Return the records that follow unaltered. Omit every picture.

Begin DATA EXCERPTS

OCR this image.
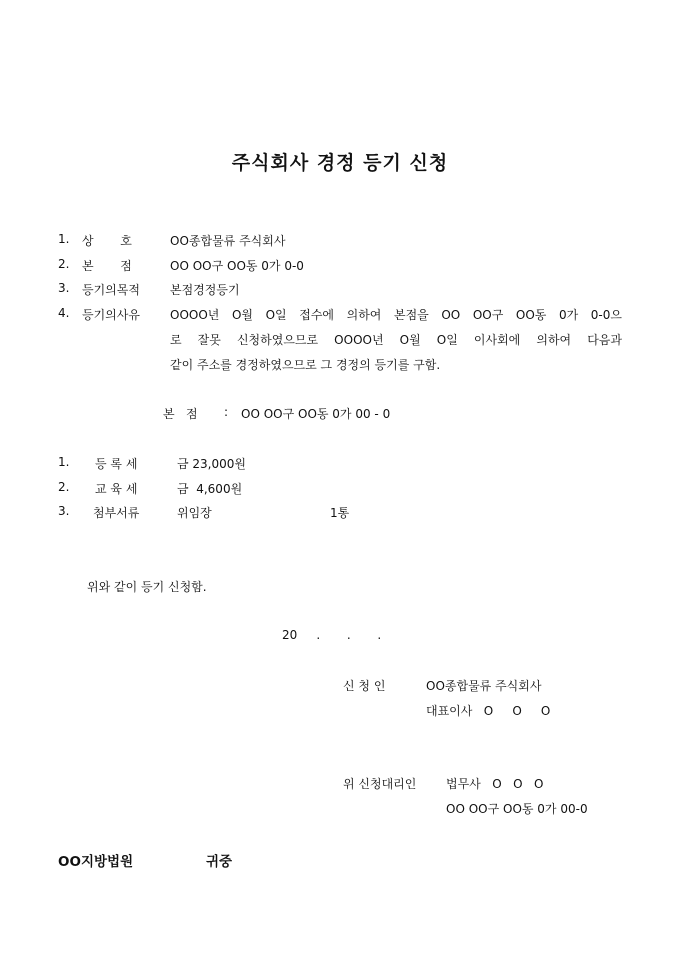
주식회사 경정 등기 신청
1.	상       호	OO종합물류 주식회사
2.	본       점	OO OO구 OO동 0가 0-0
3.	등기의목적	본점경정등기
4.	등기의사유	OOOO년 O월 O일 접수에 의하여 본점을 OO OO구 OO동 0가 0-0으
로 잘못 신청하였으므로 OOOO년 O월 O일 이사회에 의하여 다음과
같이 주소를 경정하였으므로 그 경정의 등기를 구함.
본   점 : OO OO구 OO동 0가 00 - 0
1.	등 록 세	금 23,000원
2.	교 육 세	금  4,600원
3.	첨부서류	위임장	1통
위와 같이 등기 신청함.
20     .       .       .
신 청 인	OO종합물류 주식회사
대표이사   O     O     O
위 신청대리인 법무사   O   O   O
OO OO구 OO동 0가 00-0
OO지방법원	귀중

End DATA EXCERPTS

*RESULT OF THIS EXERCISE:*
OCR this image.
주식회사 경정 등기 신청
1.	상       호	OO종합물류 주식회사
2.	본       점	OO OO구 OO동 0가 0-0
3.	등기의목적	본점경정등기
4.	등기의사유	OOOO년 O월 O일 접수에 의하여 본점을 OO OO구 OO동 0가 0-0으
로 잘못 신청하였으므로 OOOO년 O월 O일 이사회에 의하여 다음과
같이 주소를 경정하였으므로 그 경정의 등기를 구함.
본   점 : OO OO구 OO동 0가 00 - 0
1.	등 록 세	금 23,000원
2.	교 육 세	금  4,600원
3.	첨부서류	위임장	1통
위와 같이 등기 신청함.
20     .       .       .
신 청 인	OO종합물류 주식회사
대표이사   O     O     O
위 신청대리인 법무사   O   O   O
OO OO구 OO동 0가 00-0
OO지방법원	귀중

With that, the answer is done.